DATA FOR THE TASK start

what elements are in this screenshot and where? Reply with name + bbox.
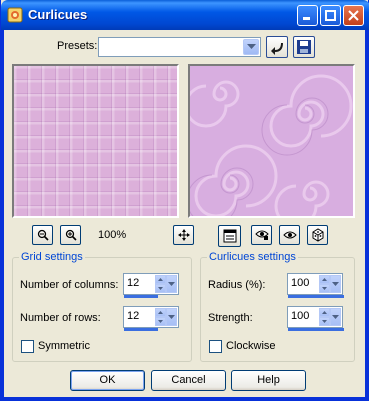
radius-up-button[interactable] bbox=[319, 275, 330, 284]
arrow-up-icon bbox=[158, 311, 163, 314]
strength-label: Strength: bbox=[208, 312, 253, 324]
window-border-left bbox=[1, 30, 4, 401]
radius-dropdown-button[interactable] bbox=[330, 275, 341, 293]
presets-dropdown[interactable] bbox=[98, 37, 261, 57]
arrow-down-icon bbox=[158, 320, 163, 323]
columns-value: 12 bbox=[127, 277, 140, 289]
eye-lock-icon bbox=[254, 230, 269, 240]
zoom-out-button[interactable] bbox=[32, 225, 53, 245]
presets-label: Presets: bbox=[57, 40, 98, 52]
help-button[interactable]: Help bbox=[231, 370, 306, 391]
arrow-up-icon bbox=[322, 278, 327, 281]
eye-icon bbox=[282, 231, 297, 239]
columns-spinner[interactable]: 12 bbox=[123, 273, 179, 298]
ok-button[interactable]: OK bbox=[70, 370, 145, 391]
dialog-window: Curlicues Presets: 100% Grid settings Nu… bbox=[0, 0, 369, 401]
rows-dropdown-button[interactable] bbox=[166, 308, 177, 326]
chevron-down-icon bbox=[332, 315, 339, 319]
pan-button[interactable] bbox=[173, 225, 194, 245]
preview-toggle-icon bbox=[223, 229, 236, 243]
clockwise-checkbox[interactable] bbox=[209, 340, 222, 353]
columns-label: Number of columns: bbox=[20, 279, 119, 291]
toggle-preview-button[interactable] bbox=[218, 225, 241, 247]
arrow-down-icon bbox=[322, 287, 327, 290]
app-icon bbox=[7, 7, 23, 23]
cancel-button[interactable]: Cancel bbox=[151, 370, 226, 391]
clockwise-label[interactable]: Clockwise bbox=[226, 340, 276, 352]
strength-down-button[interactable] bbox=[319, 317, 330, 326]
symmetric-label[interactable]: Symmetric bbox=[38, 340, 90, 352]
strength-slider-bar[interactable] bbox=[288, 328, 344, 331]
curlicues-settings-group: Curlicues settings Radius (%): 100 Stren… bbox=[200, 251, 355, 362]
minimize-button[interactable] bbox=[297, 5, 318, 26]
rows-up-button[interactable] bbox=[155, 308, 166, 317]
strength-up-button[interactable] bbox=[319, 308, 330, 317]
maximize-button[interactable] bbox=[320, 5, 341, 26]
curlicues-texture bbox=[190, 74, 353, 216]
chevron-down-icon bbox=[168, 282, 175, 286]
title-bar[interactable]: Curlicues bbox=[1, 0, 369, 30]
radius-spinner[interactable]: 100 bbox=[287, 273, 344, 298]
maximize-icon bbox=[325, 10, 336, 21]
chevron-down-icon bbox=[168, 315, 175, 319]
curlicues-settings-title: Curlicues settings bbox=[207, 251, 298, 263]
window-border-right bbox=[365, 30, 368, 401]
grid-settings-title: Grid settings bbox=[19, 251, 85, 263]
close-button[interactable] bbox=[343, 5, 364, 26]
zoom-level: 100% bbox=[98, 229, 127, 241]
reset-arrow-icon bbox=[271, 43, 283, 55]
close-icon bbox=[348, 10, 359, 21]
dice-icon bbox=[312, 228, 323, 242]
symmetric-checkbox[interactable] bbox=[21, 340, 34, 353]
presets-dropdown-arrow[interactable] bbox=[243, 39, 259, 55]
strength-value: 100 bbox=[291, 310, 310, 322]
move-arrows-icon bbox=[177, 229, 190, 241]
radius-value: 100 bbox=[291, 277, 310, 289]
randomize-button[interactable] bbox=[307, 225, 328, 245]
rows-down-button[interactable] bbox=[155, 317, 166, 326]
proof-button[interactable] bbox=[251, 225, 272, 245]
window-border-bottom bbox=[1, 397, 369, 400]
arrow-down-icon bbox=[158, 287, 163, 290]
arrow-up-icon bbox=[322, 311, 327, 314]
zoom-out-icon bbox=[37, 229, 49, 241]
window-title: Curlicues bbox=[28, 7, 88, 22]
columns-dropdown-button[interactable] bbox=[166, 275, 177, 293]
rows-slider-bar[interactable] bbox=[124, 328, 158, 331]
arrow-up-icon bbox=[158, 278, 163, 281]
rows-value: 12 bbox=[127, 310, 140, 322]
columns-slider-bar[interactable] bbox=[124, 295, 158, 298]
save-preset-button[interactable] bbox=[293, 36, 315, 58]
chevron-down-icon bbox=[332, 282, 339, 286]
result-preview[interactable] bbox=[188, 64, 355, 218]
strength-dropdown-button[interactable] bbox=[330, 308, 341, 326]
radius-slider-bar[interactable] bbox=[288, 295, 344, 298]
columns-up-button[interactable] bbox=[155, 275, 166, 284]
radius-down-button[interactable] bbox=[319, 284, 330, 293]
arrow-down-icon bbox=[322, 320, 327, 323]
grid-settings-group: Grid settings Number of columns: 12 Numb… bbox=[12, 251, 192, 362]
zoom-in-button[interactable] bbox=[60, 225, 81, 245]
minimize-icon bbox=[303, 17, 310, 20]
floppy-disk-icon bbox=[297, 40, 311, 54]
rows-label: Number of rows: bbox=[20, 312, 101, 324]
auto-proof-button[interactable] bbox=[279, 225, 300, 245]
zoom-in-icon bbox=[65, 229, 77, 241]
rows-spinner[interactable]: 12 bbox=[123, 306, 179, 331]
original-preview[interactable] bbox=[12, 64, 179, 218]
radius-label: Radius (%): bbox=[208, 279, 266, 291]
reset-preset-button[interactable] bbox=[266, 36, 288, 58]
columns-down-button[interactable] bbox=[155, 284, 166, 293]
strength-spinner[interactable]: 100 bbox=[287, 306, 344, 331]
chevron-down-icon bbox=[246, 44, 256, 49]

DATA FOR THE TASK end

TASK INSTRUCTIONS> Reproduce every line of the material above word for word, omitting the pictures.

FULL ANSWER>
what elements are in this screenshot and where? Reply with name + bbox.
radius-up-button[interactable] bbox=[319, 275, 330, 284]
arrow-up-icon bbox=[158, 311, 163, 314]
strength-label: Strength: bbox=[208, 312, 253, 324]
window-border-left bbox=[1, 30, 4, 401]
radius-dropdown-button[interactable] bbox=[330, 275, 341, 293]
presets-dropdown[interactable] bbox=[98, 37, 261, 57]
arrow-down-icon bbox=[158, 320, 163, 323]
columns-value: 12 bbox=[127, 277, 140, 289]
eye-lock-icon bbox=[254, 230, 269, 240]
zoom-out-button[interactable] bbox=[32, 225, 53, 245]
presets-label: Presets: bbox=[57, 40, 98, 52]
help-button[interactable]: Help bbox=[231, 370, 306, 391]
arrow-up-icon bbox=[322, 278, 327, 281]
eye-icon bbox=[282, 231, 297, 239]
columns-spinner[interactable]: 12 bbox=[123, 273, 179, 298]
ok-button[interactable]: OK bbox=[70, 370, 145, 391]
dialog-window: Curlicues Presets: 100% Grid settings Nu… bbox=[0, 0, 369, 401]
rows-dropdown-button[interactable] bbox=[166, 308, 177, 326]
chevron-down-icon bbox=[332, 315, 339, 319]
pan-button[interactable] bbox=[173, 225, 194, 245]
preview-toggle-icon bbox=[223, 229, 236, 243]
clockwise-checkbox[interactable] bbox=[209, 340, 222, 353]
columns-label: Number of columns: bbox=[20, 279, 119, 291]
toggle-preview-button[interactable] bbox=[218, 225, 241, 247]
arrow-down-icon bbox=[322, 287, 327, 290]
app-icon bbox=[7, 7, 23, 23]
cancel-button[interactable]: Cancel bbox=[151, 370, 226, 391]
clockwise-label[interactable]: Clockwise bbox=[226, 340, 276, 352]
strength-down-button[interactable] bbox=[319, 317, 330, 326]
symmetric-label[interactable]: Symmetric bbox=[38, 340, 90, 352]
strength-slider-bar[interactable] bbox=[288, 328, 344, 331]
curlicues-settings-group: Curlicues settings Radius (%): 100 Stren… bbox=[200, 251, 355, 362]
minimize-button[interactable] bbox=[297, 5, 318, 26]
rows-up-button[interactable] bbox=[155, 308, 166, 317]
strength-up-button[interactable] bbox=[319, 308, 330, 317]
maximize-button[interactable] bbox=[320, 5, 341, 26]
curlicues-texture bbox=[190, 74, 353, 216]
chevron-down-icon bbox=[168, 282, 175, 286]
title-bar[interactable]: Curlicues bbox=[1, 0, 369, 30]
radius-spinner[interactable]: 100 bbox=[287, 273, 344, 298]
maximize-icon bbox=[325, 10, 336, 21]
chevron-down-icon bbox=[168, 315, 175, 319]
curlicues-settings-title: Curlicues settings bbox=[207, 251, 298, 263]
window-border-right bbox=[365, 30, 368, 401]
grid-settings-title: Grid settings bbox=[19, 251, 85, 263]
close-button[interactable] bbox=[343, 5, 364, 26]
zoom-level: 100% bbox=[98, 229, 127, 241]
reset-arrow-icon bbox=[271, 43, 283, 55]
close-icon bbox=[348, 10, 359, 21]
dice-icon bbox=[312, 228, 323, 242]
symmetric-checkbox[interactable] bbox=[21, 340, 34, 353]
presets-dropdown-arrow[interactable] bbox=[243, 39, 259, 55]
strength-value: 100 bbox=[291, 310, 310, 322]
move-arrows-icon bbox=[177, 229, 190, 241]
radius-value: 100 bbox=[291, 277, 310, 289]
randomize-button[interactable] bbox=[307, 225, 328, 245]
rows-down-button[interactable] bbox=[155, 317, 166, 326]
proof-button[interactable] bbox=[251, 225, 272, 245]
window-border-bottom bbox=[1, 397, 369, 400]
arrow-down-icon bbox=[158, 287, 163, 290]
arrow-up-icon bbox=[322, 311, 327, 314]
zoom-out-icon bbox=[37, 229, 49, 241]
window-title: Curlicues bbox=[28, 7, 88, 22]
columns-dropdown-button[interactable] bbox=[166, 275, 177, 293]
rows-slider-bar[interactable] bbox=[124, 328, 158, 331]
arrow-up-icon bbox=[158, 278, 163, 281]
rows-value: 12 bbox=[127, 310, 140, 322]
columns-slider-bar[interactable] bbox=[124, 295, 158, 298]
save-preset-button[interactable] bbox=[293, 36, 315, 58]
chevron-down-icon bbox=[332, 282, 339, 286]
result-preview[interactable] bbox=[188, 64, 355, 218]
strength-dropdown-button[interactable] bbox=[330, 308, 341, 326]
radius-slider-bar[interactable] bbox=[288, 295, 344, 298]
columns-up-button[interactable] bbox=[155, 275, 166, 284]
radius-down-button[interactable] bbox=[319, 284, 330, 293]
arrow-down-icon bbox=[322, 320, 327, 323]
grid-settings-group: Grid settings Number of columns: 12 Numb… bbox=[12, 251, 192, 362]
zoom-in-button[interactable] bbox=[60, 225, 81, 245]
minimize-icon bbox=[303, 17, 310, 20]
floppy-disk-icon bbox=[297, 40, 311, 54]
rows-label: Number of rows: bbox=[20, 312, 101, 324]
auto-proof-button[interactable] bbox=[279, 225, 300, 245]
zoom-in-icon bbox=[65, 229, 77, 241]
rows-spinner[interactable]: 12 bbox=[123, 306, 179, 331]
original-preview[interactable] bbox=[12, 64, 179, 218]
radius-label: Radius (%): bbox=[208, 279, 266, 291]
reset-preset-button[interactable] bbox=[266, 36, 288, 58]
columns-down-button[interactable] bbox=[155, 284, 166, 293]
strength-spinner[interactable]: 100 bbox=[287, 306, 344, 331]
chevron-down-icon bbox=[246, 44, 256, 49]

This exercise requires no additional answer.